» WHAT YOU SHOULD DO
Leave out the pictures and repeat every record exactly.
━━ GIVEN INFORMATION
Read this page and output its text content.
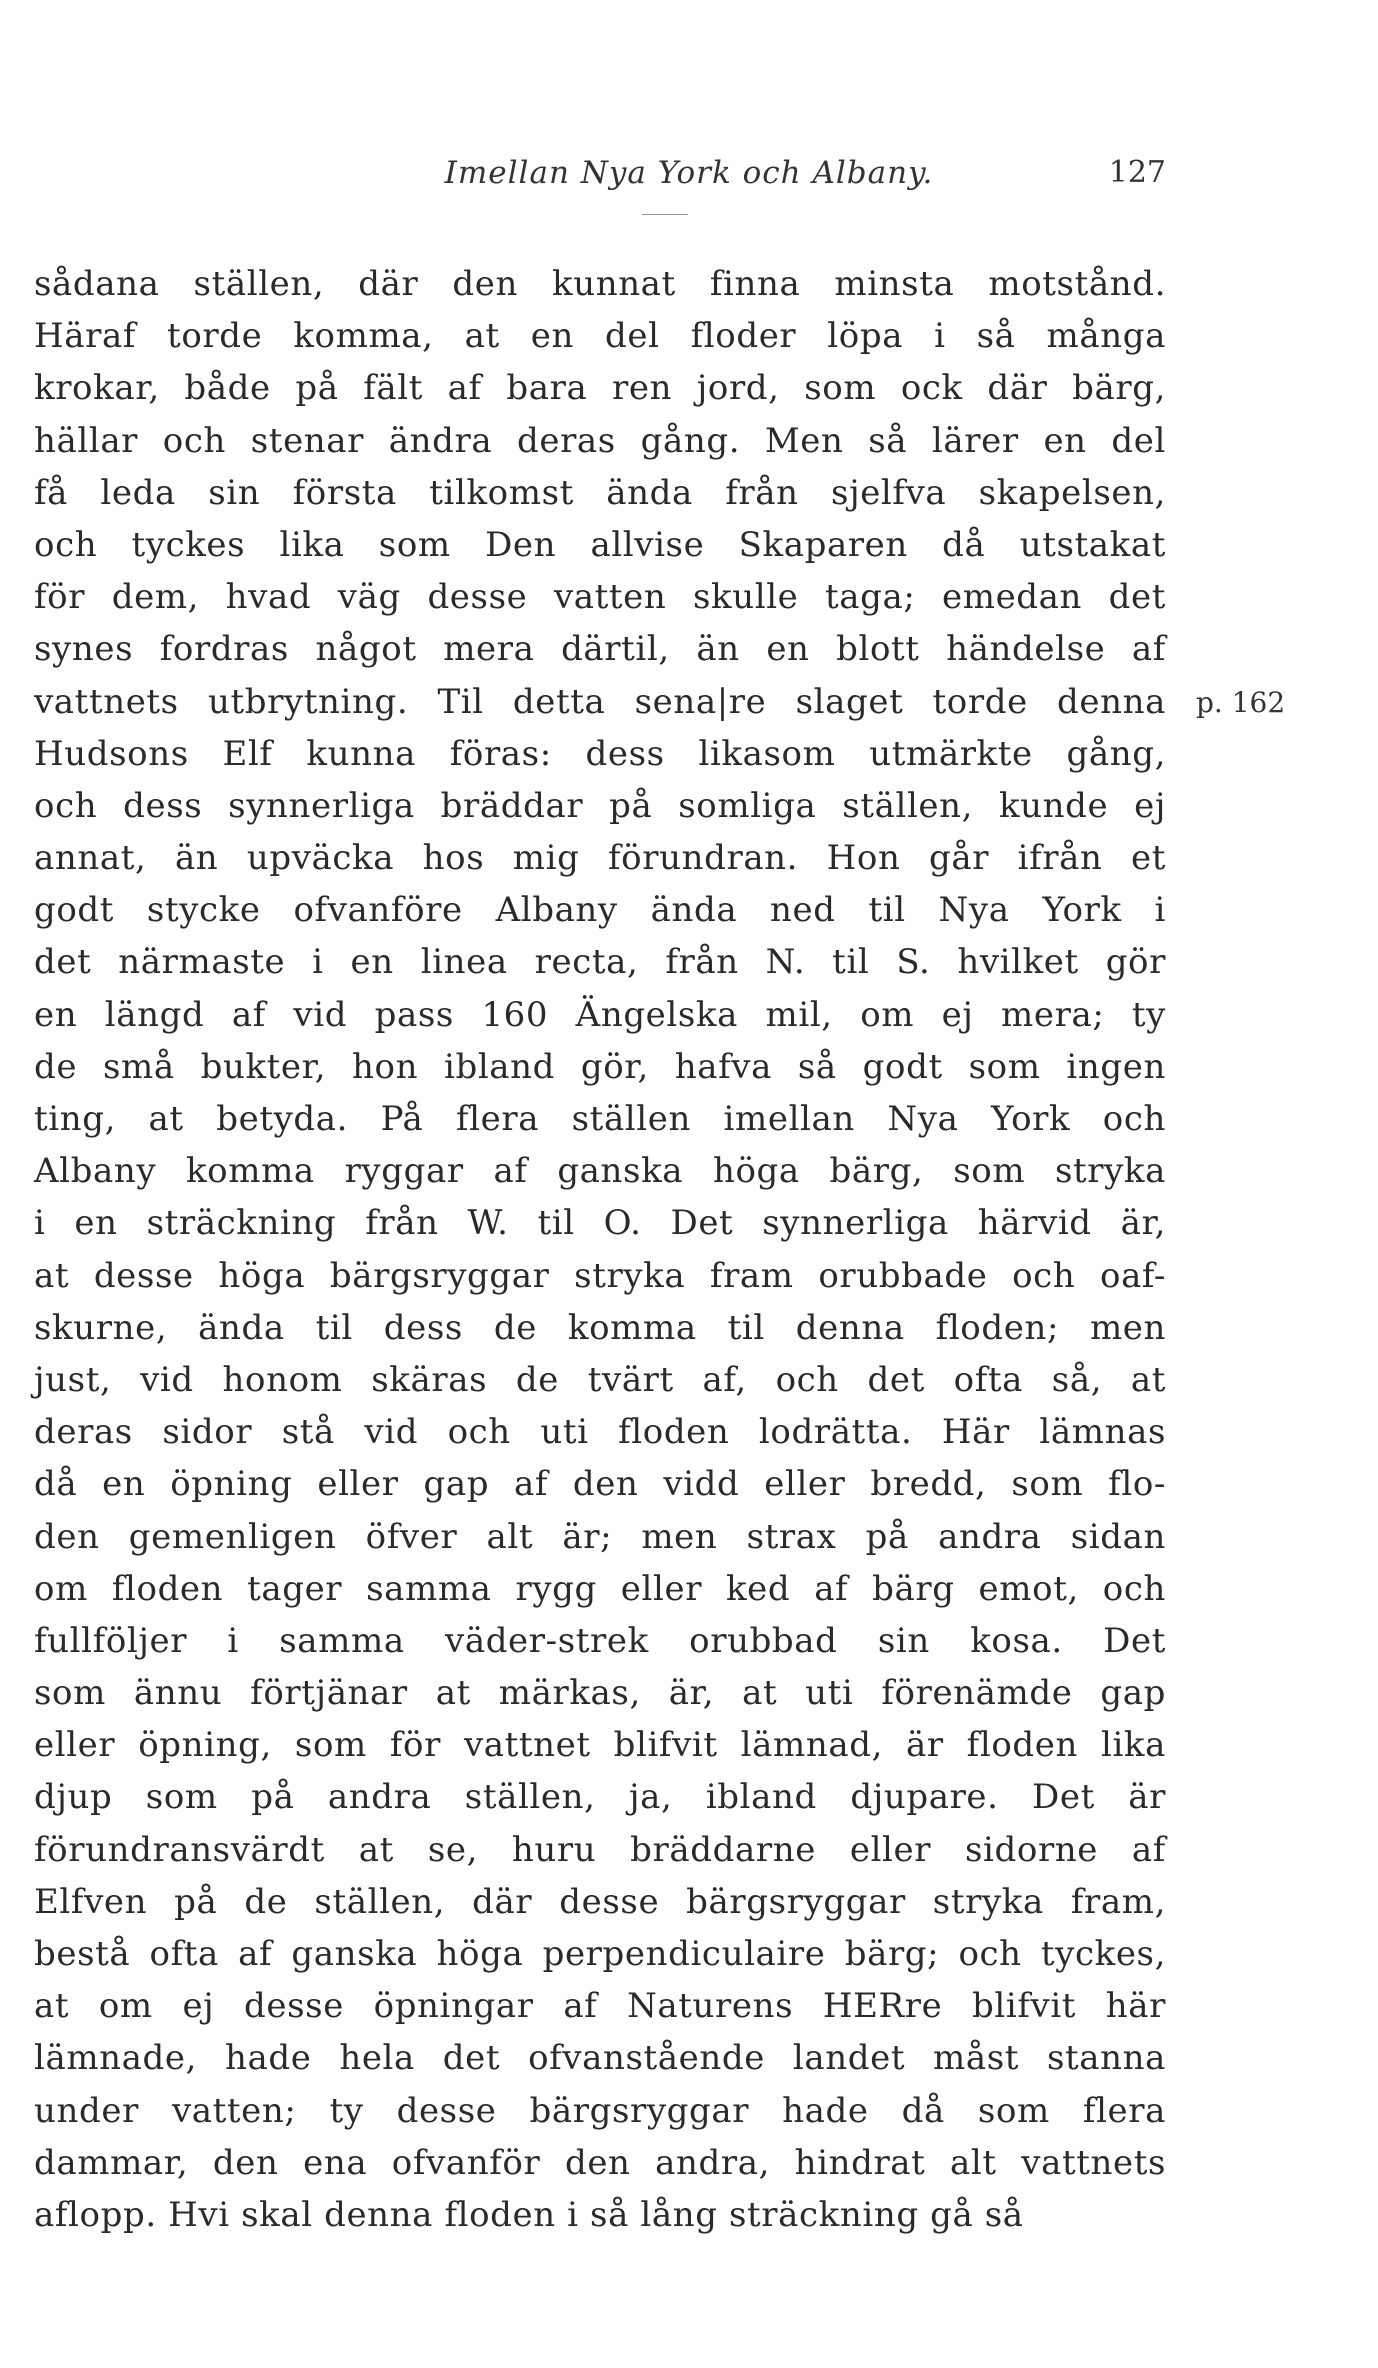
Imellan Nya York och Albany.	127
sådana ställen, där den kunnat finna minsta motstånd.
Häraf torde komma, at en del floder löpa i så många
krokar, både på fält af bara ren jord, som ock där bärg,
hällar och stenar ändra deras gång. Men så lärer en del
få leda sin första tilkomst ända från sjelfva skapelsen,
och tyckes lika som Den allvise Skaparen då utstakat
för dem, hvad väg desse vatten skulle taga; emedan det
synes fordras något mera därtil, än en blott händelse af
vattnets utbrytning. Til detta sena|re slaget torde denna
Hudsons Elf kunna föras: dess likasom utmärkte gång,
och dess synnerliga bräddar på somliga ställen, kunde ej
annat, än upväcka hos mig förundran. Hon går ifrån et
godt stycke ofvanföre Albany ända ned til Nya York i
det närmaste i en linea recta, från N. til S. hvilket gör
en längd af vid pass 160 Ängelska mil, om ej mera; ty
de små bukter, hon ibland gör, hafva så godt som ingen
ting, at betyda. På flera ställen imellan Nya York och
Albany komma ryggar af ganska höga bärg, som stryka
i en sträckning från W. til O. Det synnerliga härvid är,
at desse höga bärgsryggar stryka fram orubbade och oaf-
skurne, ända til dess de komma til denna floden; men
just, vid honom skäras de tvärt af, och det ofta så, at
deras sidor stå vid och uti floden lodrätta. Här lämnas
då en öpning eller gap af den vidd eller bredd, som flo-
den gemenligen öfver alt är; men strax på andra sidan
om floden tager samma rygg eller ked af bärg emot, och
fullföljer i samma väder-strek orubbad sin kosa. Det
som ännu förtjänar at märkas, är, at uti förenämde gap
eller öpning, som för vattnet blifvit lämnad, är floden lika
djup som på andra ställen, ja, ibland djupare. Det är
förundransvärdt at se, huru bräddarne eller sidorne af
Elfven på de ställen, där desse bärgsryggar stryka fram,
bestå ofta af ganska höga perpendiculaire bärg; och tyckes,
at om ej desse öpningar af Naturens HERre blifvit här
lämnade, hade hela det ofvanstående landet måst stanna
under vatten; ty desse bärgsryggar hade då som flera
dammar, den ena ofvanför den andra, hindrat alt vattnets
aflopp. Hvi skal denna floden i så lång sträckning gå så
p. 162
━━━━
» RESULT
Read this page and output its text content.
Imellan Nya York och Albany.	127
sådana ställen, där den kunnat finna minsta motstånd.
Häraf torde komma, at en del floder löpa i så många
krokar, både på fält af bara ren jord, som ock där bärg,
hällar och stenar ändra deras gång. Men så lärer en del
få leda sin första tilkomst ända från sjelfva skapelsen,
och tyckes lika som Den allvise Skaparen då utstakat
för dem, hvad väg desse vatten skulle taga; emedan det
synes fordras något mera därtil, än en blott händelse af
vattnets utbrytning. Til detta sena|re slaget torde denna
Hudsons Elf kunna föras: dess likasom utmärkte gång,
och dess synnerliga bräddar på somliga ställen, kunde ej
annat, än upväcka hos mig förundran. Hon går ifrån et
godt stycke ofvanföre Albany ända ned til Nya York i
det närmaste i en linea recta, från N. til S. hvilket gör
en längd af vid pass 160 Ängelska mil, om ej mera; ty
de små bukter, hon ibland gör, hafva så godt som ingen
ting, at betyda. På flera ställen imellan Nya York och
Albany komma ryggar af ganska höga bärg, som stryka
i en sträckning från W. til O. Det synnerliga härvid är,
at desse höga bärgsryggar stryka fram orubbade och oaf-
skurne, ända til dess de komma til denna floden; men
just, vid honom skäras de tvärt af, och det ofta så, at
deras sidor stå vid och uti floden lodrätta. Här lämnas
då en öpning eller gap af den vidd eller bredd, som flo-
den gemenligen öfver alt är; men strax på andra sidan
om floden tager samma rygg eller ked af bärg emot, och
fullföljer i samma väder-strek orubbad sin kosa. Det
som ännu förtjänar at märkas, är, at uti förenämde gap
eller öpning, som för vattnet blifvit lämnad, är floden lika
djup som på andra ställen, ja, ibland djupare. Det är
förundransvärdt at se, huru bräddarne eller sidorne af
Elfven på de ställen, där desse bärgsryggar stryka fram,
bestå ofta af ganska höga perpendiculaire bärg; och tyckes,
at om ej desse öpningar af Naturens HERre blifvit här
lämnade, hade hela det ofvanstående landet måst stanna
under vatten; ty desse bärgsryggar hade då som flera
dammar, den ena ofvanför den andra, hindrat alt vattnets
aflopp. Hvi skal denna floden i så lång sträckning gå så
p. 162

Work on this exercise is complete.